Data supplied =>
──────────────────────────────

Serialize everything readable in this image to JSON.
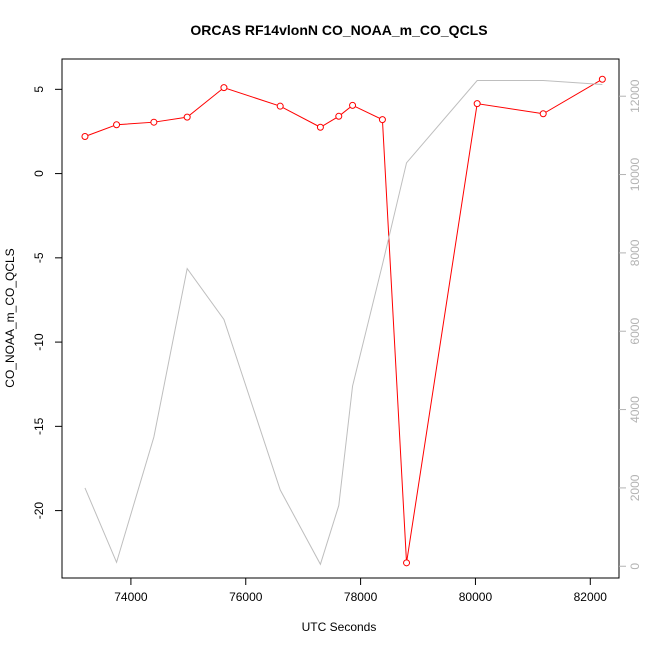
{
  "chart_data": {
    "type": "line",
    "title": "ORCAS RF14vlonN CO_NOAA_m_CO_QCLS",
    "xlabel": "UTC Seconds",
    "ylabel": "CO_NOAA_m_CO_QCLS",
    "xlim": [
      72800,
      82500
    ],
    "ylim": [
      -24,
      6.8
    ],
    "y2lim": [
      -300,
      12950
    ],
    "x_ticks": [
      74000,
      76000,
      78000,
      80000,
      82000
    ],
    "y_ticks": [
      5,
      0,
      -5,
      -10,
      -15,
      -20
    ],
    "y2_ticks": [
      0,
      2000,
      4000,
      6000,
      8000,
      10000,
      12000
    ],
    "colors": {
      "primary": "#ff0000",
      "secondary": "#bebebe",
      "secondary_ticks": "#b3b3b3"
    },
    "series": [
      {
        "axis": "left",
        "style": "line+points",
        "color": "#ff0000",
        "x": [
          73200,
          73750,
          74400,
          74980,
          75620,
          76600,
          77300,
          77620,
          77860,
          78380,
          78800,
          80030,
          81180,
          82210
        ],
        "y": [
          2.2,
          2.9,
          3.05,
          3.35,
          5.1,
          4.0,
          2.75,
          3.4,
          4.05,
          3.2,
          -23.1,
          4.15,
          3.55,
          5.6
        ]
      },
      {
        "axis": "right",
        "style": "line",
        "color": "#bebebe",
        "x": [
          73200,
          73750,
          74400,
          74980,
          75620,
          76600,
          77300,
          77620,
          77860,
          78380,
          78800,
          80030,
          81180,
          82210
        ],
        "y": [
          2000,
          100,
          3300,
          7600,
          6300,
          1950,
          50,
          1550,
          4600,
          7700,
          10300,
          12400,
          12400,
          12300
        ]
      }
    ]
  }
}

──────────────────────────────

Goal =>
Every entry above should be duplicated exactly. Do not include the images.

Response to this exercise =>
Serialize everything readable in this image to JSON.
{
  "chart_data": {
    "type": "line",
    "title": "ORCAS RF14vlonN CO_NOAA_m_CO_QCLS",
    "xlabel": "UTC Seconds",
    "ylabel": "CO_NOAA_m_CO_QCLS",
    "xlim": [
      72800,
      82500
    ],
    "ylim": [
      -24,
      6.8
    ],
    "y2lim": [
      -300,
      12950
    ],
    "x_ticks": [
      74000,
      76000,
      78000,
      80000,
      82000
    ],
    "y_ticks": [
      5,
      0,
      -5,
      -10,
      -15,
      -20
    ],
    "y2_ticks": [
      0,
      2000,
      4000,
      6000,
      8000,
      10000,
      12000
    ],
    "colors": {
      "primary": "#ff0000",
      "secondary": "#bebebe",
      "secondary_ticks": "#b3b3b3"
    },
    "series": [
      {
        "axis": "left",
        "style": "line+points",
        "color": "#ff0000",
        "x": [
          73200,
          73750,
          74400,
          74980,
          75620,
          76600,
          77300,
          77620,
          77860,
          78380,
          78800,
          80030,
          81180,
          82210
        ],
        "y": [
          2.2,
          2.9,
          3.05,
          3.35,
          5.1,
          4.0,
          2.75,
          3.4,
          4.05,
          3.2,
          -23.1,
          4.15,
          3.55,
          5.6
        ]
      },
      {
        "axis": "right",
        "style": "line",
        "color": "#bebebe",
        "x": [
          73200,
          73750,
          74400,
          74980,
          75620,
          76600,
          77300,
          77620,
          77860,
          78380,
          78800,
          80030,
          81180,
          82210
        ],
        "y": [
          2000,
          100,
          3300,
          7600,
          6300,
          1950,
          50,
          1550,
          4600,
          7700,
          10300,
          12400,
          12400,
          12300
        ]
      }
    ]
  }
}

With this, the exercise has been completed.